_EXERCISE DETAILS_
Copy each record exactly as it reads, leaving out any pictures it holds.

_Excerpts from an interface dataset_
------
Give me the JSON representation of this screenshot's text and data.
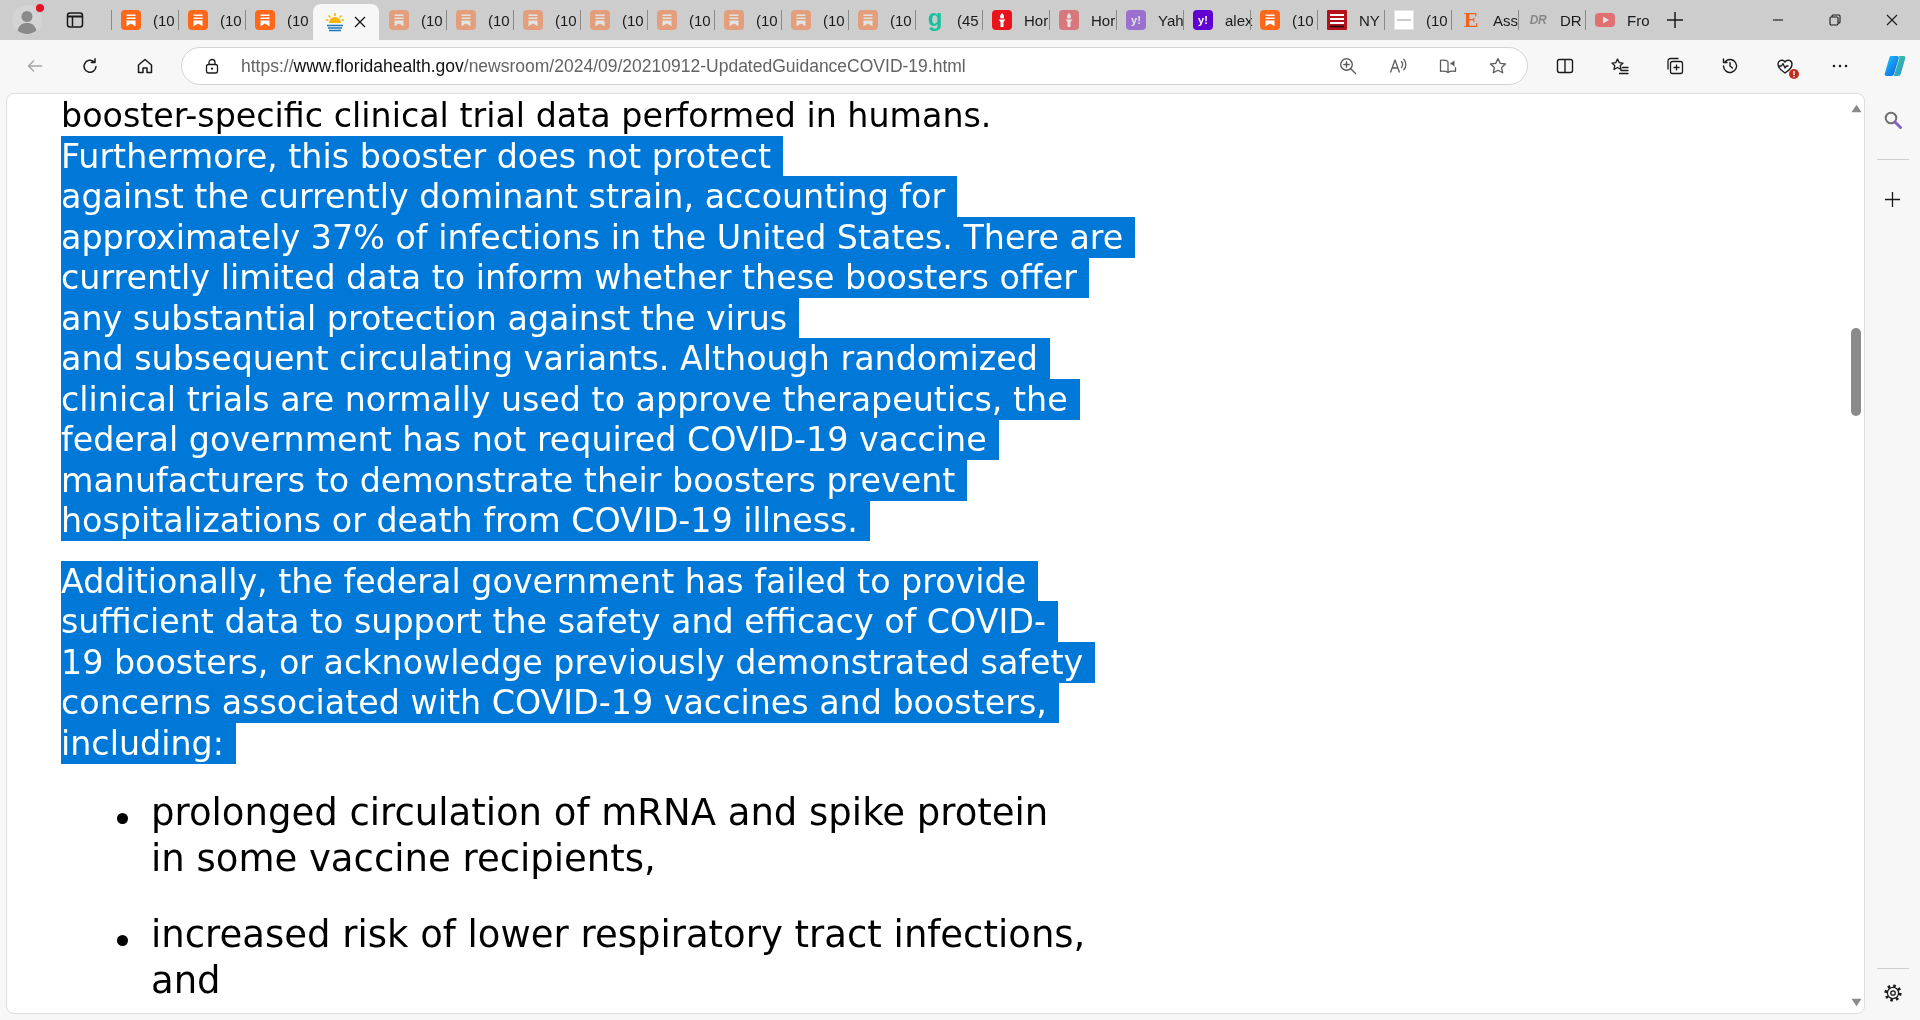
{
  "browser": {
    "profile": {
      "alert": true
    },
    "tabs": [
      {
        "kind": "bookmark",
        "title": "(10",
        "sleeping": false,
        "selected": false
      },
      {
        "kind": "bookmark",
        "title": "(10",
        "sleeping": false,
        "selected": false
      },
      {
        "kind": "bookmark",
        "title": "(10",
        "sleeping": false,
        "selected": false
      },
      {
        "kind": "sun",
        "sleeping": false,
        "selected": true
      },
      {
        "kind": "bookmark",
        "title": "(10",
        "sleeping": true,
        "selected": false
      },
      {
        "kind": "bookmark",
        "title": "(10",
        "sleeping": true,
        "selected": false
      },
      {
        "kind": "bookmark",
        "title": "(10",
        "sleeping": true,
        "selected": false
      },
      {
        "kind": "bookmark",
        "title": "(10",
        "sleeping": true,
        "selected": false
      },
      {
        "kind": "bookmark",
        "title": "(10",
        "sleeping": true,
        "selected": false
      },
      {
        "kind": "bookmark",
        "title": "(10",
        "sleeping": true,
        "selected": false
      },
      {
        "kind": "bookmark",
        "title": "(10",
        "sleeping": true,
        "selected": false
      },
      {
        "kind": "bookmark",
        "title": "(10",
        "sleeping": true,
        "selected": false
      },
      {
        "kind": "letter",
        "icon_text": "g",
        "title": "(45",
        "sleeping": false,
        "selected": false
      },
      {
        "kind": "torch",
        "title": "Hor",
        "sleeping": false,
        "selected": false
      },
      {
        "kind": "torch",
        "title": "Hor",
        "sleeping": true,
        "selected": false
      },
      {
        "kind": "tile",
        "icon_text": "y!",
        "title": "Yah",
        "sleeping": true,
        "selected": false
      },
      {
        "kind": "tile",
        "icon_text": "y!",
        "title": "alex",
        "sleeping": false,
        "selected": false
      },
      {
        "kind": "bookmark",
        "title": "(10",
        "sleeping": false,
        "selected": false
      },
      {
        "kind": "newspaper",
        "title": "NY",
        "sleeping": false,
        "selected": false
      },
      {
        "kind": "thumbnail",
        "title": "(10",
        "sleeping": false,
        "selected": false
      },
      {
        "kind": "serif",
        "icon_text": "E",
        "title": "Ass",
        "sleeping": false,
        "selected": false
      },
      {
        "kind": "italic",
        "icon_text": "DR",
        "title": "DR",
        "sleeping": true,
        "selected": false
      },
      {
        "kind": "play",
        "title": "Fro",
        "sleeping": true,
        "selected": false
      }
    ],
    "toolbar": {
      "back": {
        "disabled": true
      },
      "address": {
        "scheme": "https://",
        "host": "www.floridahealth.gov",
        "path": "/newsroom/2024/09/20210912-UpdatedGuidanceCOVID-19.html"
      },
      "essentials": {
        "alert": true
      }
    }
  },
  "page": {
    "paragraphs": [
      {
        "segments": [
          {
            "text": "booster-specific clinical trial data performed in humans. ",
            "selected": false
          },
          {
            "text": "Furthermore, this booster does not protect\nagainst the currently dominant strain, accounting for\napproximately 37% of infections in the United States. There are\ncurrently limited data to inform whether these boosters offer\nany substantial protection against the virus\nand subsequent circulating variants. Although randomized\nclinical trials are normally used to approve therapeutics, the\nfederal government has not required COVID-19 vaccine\nmanufacturers to demonstrate their boosters prevent\nhospitalizations or death from COVID-19 illness.",
            "selected": true
          }
        ]
      },
      {
        "segments": [
          {
            "text": "Additionally, the federal government has failed to provide\nsufficient data to support the safety and efficacy of COVID-\n19 boosters, or acknowledge previously demonstrated safety\nconcerns associated with COVID-19 vaccines and boosters,\nincluding:",
            "selected": true
          }
        ]
      }
    ],
    "bullets": [
      "prolonged circulation of mRNA and spike protein\nin some vaccine recipients,",
      "increased risk of lower respiratory tract infections,\nand"
    ]
  }
}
------
_RESPONSE_
Give me the JSON representation of this screenshot's text and data.
{
  "browser": {
    "profile": {
      "alert": true
    },
    "tabs": [
      {
        "kind": "bookmark",
        "title": "(10",
        "sleeping": false,
        "selected": false
      },
      {
        "kind": "bookmark",
        "title": "(10",
        "sleeping": false,
        "selected": false
      },
      {
        "kind": "bookmark",
        "title": "(10",
        "sleeping": false,
        "selected": false
      },
      {
        "kind": "sun",
        "sleeping": false,
        "selected": true
      },
      {
        "kind": "bookmark",
        "title": "(10",
        "sleeping": true,
        "selected": false
      },
      {
        "kind": "bookmark",
        "title": "(10",
        "sleeping": true,
        "selected": false
      },
      {
        "kind": "bookmark",
        "title": "(10",
        "sleeping": true,
        "selected": false
      },
      {
        "kind": "bookmark",
        "title": "(10",
        "sleeping": true,
        "selected": false
      },
      {
        "kind": "bookmark",
        "title": "(10",
        "sleeping": true,
        "selected": false
      },
      {
        "kind": "bookmark",
        "title": "(10",
        "sleeping": true,
        "selected": false
      },
      {
        "kind": "bookmark",
        "title": "(10",
        "sleeping": true,
        "selected": false
      },
      {
        "kind": "bookmark",
        "title": "(10",
        "sleeping": true,
        "selected": false
      },
      {
        "kind": "letter",
        "icon_text": "g",
        "title": "(45",
        "sleeping": false,
        "selected": false
      },
      {
        "kind": "torch",
        "title": "Hor",
        "sleeping": false,
        "selected": false
      },
      {
        "kind": "torch",
        "title": "Hor",
        "sleeping": true,
        "selected": false
      },
      {
        "kind": "tile",
        "icon_text": "y!",
        "title": "Yah",
        "sleeping": true,
        "selected": false
      },
      {
        "kind": "tile",
        "icon_text": "y!",
        "title": "alex",
        "sleeping": false,
        "selected": false
      },
      {
        "kind": "bookmark",
        "title": "(10",
        "sleeping": false,
        "selected": false
      },
      {
        "kind": "newspaper",
        "title": "NY",
        "sleeping": false,
        "selected": false
      },
      {
        "kind": "thumbnail",
        "title": "(10",
        "sleeping": false,
        "selected": false
      },
      {
        "kind": "serif",
        "icon_text": "E",
        "title": "Ass",
        "sleeping": false,
        "selected": false
      },
      {
        "kind": "italic",
        "icon_text": "DR",
        "title": "DR",
        "sleeping": true,
        "selected": false
      },
      {
        "kind": "play",
        "title": "Fro",
        "sleeping": true,
        "selected": false
      }
    ],
    "toolbar": {
      "back": {
        "disabled": true
      },
      "address": {
        "scheme": "https://",
        "host": "www.floridahealth.gov",
        "path": "/newsroom/2024/09/20210912-UpdatedGuidanceCOVID-19.html"
      },
      "essentials": {
        "alert": true
      }
    }
  },
  "page": {
    "paragraphs": [
      {
        "segments": [
          {
            "text": "booster-specific clinical trial data performed in humans. ",
            "selected": false
          },
          {
            "text": "Furthermore, this booster does not protect\nagainst the currently dominant strain, accounting for\napproximately 37% of infections in the United States. There are\ncurrently limited data to inform whether these boosters offer\nany substantial protection against the virus\nand subsequent circulating variants. Although randomized\nclinical trials are normally used to approve therapeutics, the\nfederal government has not required COVID-19 vaccine\nmanufacturers to demonstrate their boosters prevent\nhospitalizations or death from COVID-19 illness.",
            "selected": true
          }
        ]
      },
      {
        "segments": [
          {
            "text": "Additionally, the federal government has failed to provide\nsufficient data to support the safety and efficacy of COVID-\n19 boosters, or acknowledge previously demonstrated safety\nconcerns associated with COVID-19 vaccines and boosters,\nincluding:",
            "selected": true
          }
        ]
      }
    ],
    "bullets": [
      "prolonged circulation of mRNA and spike protein\nin some vaccine recipients,",
      "increased risk of lower respiratory tract infections,\nand"
    ]
  }
}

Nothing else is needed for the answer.